*Problem to solve*. Seek out every line containing the word "enable", and copy each.

★ ★ ★ ★

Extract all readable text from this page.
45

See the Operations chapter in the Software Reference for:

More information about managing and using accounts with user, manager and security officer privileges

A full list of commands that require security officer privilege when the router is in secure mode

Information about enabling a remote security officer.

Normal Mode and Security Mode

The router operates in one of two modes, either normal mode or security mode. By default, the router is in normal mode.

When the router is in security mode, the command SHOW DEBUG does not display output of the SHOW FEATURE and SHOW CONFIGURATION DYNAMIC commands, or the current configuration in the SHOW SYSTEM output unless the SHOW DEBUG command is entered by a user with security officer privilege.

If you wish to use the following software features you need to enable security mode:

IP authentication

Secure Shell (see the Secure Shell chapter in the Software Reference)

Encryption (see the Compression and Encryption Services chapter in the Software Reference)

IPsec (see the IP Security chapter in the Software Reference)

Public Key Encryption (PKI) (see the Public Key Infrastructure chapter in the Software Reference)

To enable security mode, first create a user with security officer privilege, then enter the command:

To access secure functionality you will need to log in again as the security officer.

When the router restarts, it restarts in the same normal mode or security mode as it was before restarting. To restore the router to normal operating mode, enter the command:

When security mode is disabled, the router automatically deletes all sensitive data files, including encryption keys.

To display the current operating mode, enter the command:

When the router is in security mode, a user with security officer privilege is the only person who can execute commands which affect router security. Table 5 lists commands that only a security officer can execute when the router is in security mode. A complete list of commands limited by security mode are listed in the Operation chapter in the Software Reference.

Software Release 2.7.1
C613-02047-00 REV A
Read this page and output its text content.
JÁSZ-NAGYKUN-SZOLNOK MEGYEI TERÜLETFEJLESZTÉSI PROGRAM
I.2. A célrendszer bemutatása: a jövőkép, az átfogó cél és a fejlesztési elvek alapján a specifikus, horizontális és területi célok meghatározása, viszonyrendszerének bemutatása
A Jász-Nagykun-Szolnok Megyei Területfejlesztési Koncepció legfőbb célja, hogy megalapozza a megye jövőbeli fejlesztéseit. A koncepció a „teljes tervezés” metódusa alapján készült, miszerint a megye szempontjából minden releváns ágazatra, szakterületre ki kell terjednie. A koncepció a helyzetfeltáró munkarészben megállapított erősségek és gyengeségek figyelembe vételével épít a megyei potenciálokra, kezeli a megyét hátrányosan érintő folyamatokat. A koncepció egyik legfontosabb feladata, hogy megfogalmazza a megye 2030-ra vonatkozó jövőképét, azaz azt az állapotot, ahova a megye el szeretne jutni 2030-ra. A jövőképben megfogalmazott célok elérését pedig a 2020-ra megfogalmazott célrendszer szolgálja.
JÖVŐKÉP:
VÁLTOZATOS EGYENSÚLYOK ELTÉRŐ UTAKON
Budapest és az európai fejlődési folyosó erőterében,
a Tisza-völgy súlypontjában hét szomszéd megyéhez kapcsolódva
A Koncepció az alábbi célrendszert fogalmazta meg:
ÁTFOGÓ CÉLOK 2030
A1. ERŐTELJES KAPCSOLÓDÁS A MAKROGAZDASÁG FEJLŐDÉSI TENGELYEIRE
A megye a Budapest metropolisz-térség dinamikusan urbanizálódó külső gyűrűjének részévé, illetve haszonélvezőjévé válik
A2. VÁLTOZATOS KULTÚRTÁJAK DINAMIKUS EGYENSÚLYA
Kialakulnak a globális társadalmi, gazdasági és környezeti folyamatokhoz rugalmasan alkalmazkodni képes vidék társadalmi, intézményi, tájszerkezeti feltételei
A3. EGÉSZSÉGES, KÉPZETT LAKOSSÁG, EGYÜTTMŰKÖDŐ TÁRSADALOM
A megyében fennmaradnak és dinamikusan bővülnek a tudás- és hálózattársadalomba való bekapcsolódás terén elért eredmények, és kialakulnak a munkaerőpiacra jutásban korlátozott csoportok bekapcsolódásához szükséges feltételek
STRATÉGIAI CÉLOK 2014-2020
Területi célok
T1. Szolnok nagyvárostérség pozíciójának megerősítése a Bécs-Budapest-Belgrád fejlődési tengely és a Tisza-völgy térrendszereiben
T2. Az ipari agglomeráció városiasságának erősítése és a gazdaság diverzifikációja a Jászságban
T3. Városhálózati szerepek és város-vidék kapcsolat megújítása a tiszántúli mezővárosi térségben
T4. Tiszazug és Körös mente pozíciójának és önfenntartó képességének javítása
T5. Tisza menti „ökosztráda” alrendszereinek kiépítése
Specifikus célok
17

★ ★ ★ ★

*Finished task*.
If you wish to use the following software features you need to enable security mode:
To enable security mode, first create a user with security officer privilege, then enter the command:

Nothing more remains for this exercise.